# Stored data start
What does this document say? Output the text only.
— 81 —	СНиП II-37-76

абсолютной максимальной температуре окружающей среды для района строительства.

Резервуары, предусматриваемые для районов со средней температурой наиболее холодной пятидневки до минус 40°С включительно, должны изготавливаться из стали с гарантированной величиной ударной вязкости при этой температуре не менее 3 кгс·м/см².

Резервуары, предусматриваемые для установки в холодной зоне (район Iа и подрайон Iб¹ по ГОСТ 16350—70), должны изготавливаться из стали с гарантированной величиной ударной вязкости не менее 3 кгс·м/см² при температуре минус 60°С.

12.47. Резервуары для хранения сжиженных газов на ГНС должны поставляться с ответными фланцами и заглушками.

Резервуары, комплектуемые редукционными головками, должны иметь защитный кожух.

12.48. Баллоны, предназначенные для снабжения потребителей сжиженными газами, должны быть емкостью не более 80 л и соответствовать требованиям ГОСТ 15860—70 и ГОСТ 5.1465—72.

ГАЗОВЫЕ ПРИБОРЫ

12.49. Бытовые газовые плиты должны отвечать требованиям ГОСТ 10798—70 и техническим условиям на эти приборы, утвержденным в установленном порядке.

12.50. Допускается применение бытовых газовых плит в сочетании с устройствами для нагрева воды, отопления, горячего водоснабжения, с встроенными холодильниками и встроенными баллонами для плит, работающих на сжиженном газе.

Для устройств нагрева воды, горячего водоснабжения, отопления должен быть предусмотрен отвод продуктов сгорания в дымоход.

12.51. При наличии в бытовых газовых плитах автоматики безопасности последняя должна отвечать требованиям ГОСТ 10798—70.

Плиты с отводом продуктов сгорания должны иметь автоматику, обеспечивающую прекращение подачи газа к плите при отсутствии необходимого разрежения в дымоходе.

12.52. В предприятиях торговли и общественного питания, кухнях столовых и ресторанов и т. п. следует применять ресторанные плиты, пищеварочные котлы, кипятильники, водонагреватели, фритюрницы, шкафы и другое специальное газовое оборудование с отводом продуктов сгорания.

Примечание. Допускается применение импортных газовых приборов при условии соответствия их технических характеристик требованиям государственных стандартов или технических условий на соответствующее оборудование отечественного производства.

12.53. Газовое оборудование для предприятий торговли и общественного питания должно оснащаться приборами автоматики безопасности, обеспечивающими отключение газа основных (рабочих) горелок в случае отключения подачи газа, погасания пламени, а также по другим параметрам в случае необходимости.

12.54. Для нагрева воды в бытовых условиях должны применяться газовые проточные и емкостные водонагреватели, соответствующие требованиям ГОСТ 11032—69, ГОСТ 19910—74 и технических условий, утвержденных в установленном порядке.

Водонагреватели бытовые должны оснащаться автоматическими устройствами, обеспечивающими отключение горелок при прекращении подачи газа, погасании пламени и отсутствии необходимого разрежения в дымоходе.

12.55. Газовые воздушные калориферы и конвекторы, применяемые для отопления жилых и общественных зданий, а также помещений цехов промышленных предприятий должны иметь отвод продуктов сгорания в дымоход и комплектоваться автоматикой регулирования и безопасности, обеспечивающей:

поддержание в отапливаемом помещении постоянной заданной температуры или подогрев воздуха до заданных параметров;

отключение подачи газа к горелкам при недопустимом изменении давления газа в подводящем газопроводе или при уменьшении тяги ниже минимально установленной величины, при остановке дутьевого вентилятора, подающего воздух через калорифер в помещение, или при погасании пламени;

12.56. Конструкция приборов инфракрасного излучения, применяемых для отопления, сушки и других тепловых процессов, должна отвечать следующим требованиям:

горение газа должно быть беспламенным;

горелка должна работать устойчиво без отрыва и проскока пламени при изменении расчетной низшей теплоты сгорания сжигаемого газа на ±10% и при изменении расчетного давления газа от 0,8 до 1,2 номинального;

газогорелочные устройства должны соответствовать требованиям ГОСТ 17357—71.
# Stored data end
# Stored data start
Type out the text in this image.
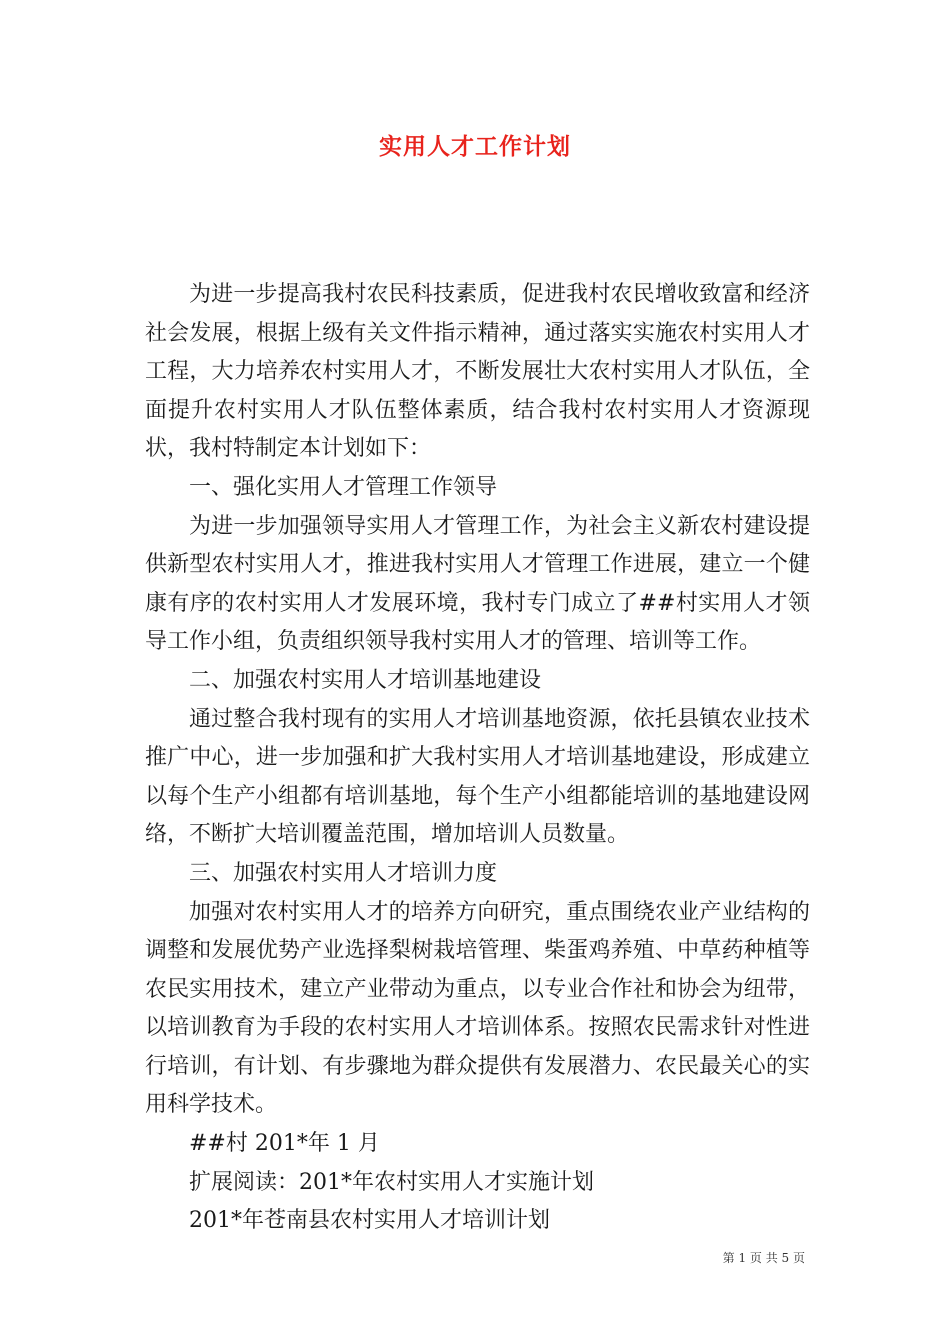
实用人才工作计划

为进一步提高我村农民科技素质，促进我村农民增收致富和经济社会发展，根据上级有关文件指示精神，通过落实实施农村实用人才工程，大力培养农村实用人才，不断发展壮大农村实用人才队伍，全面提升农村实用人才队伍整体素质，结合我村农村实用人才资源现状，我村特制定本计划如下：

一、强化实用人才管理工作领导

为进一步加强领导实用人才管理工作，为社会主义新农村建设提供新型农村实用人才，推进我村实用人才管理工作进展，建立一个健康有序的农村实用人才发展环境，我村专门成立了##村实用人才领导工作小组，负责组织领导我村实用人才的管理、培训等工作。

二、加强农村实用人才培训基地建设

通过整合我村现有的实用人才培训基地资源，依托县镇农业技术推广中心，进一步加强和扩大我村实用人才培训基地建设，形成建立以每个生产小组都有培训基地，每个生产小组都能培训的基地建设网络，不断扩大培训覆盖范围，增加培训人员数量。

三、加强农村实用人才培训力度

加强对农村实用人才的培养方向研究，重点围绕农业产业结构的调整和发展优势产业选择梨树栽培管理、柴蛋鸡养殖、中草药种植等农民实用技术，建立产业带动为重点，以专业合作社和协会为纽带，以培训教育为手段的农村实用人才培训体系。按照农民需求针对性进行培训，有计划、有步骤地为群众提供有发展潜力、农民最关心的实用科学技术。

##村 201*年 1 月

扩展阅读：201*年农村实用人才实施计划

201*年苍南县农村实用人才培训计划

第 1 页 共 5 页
# Stored data end
# Stored data start
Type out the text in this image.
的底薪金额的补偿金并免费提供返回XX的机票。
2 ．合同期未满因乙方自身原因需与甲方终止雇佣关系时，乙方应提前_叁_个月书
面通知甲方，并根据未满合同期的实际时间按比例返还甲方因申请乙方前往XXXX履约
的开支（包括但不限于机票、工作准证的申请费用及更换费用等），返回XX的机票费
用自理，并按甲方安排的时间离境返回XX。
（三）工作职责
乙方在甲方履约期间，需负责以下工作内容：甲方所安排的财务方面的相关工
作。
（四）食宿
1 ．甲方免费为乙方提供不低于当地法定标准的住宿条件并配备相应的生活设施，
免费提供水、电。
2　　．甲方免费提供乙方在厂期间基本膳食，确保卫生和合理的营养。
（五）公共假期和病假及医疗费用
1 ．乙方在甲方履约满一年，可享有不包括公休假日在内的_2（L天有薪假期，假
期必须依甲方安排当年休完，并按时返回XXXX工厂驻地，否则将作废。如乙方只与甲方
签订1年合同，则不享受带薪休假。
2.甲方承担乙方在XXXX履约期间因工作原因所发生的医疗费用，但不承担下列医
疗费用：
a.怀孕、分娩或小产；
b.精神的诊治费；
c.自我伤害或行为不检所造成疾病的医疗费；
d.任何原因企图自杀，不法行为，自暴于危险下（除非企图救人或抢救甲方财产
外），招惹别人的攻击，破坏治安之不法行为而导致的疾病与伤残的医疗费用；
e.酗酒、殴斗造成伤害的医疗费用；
# Stored data end
-- What you should do --
Locate all lines holding the word "необходимого", then copy them out.

-- Full response --
Плиты с отводом продуктов сгорания должны иметь автоматику, обеспечивающую прекращение подачи газа к плите при отсутствии необходимого разрежения в дымоходе.
Водонагреватели бытовые должны оснащаться автоматическими устройствами, обеспечивающими отключение горелок при прекращении подачи газа, погасании пламени и отсутствии необходимого разрежения в дымоходе.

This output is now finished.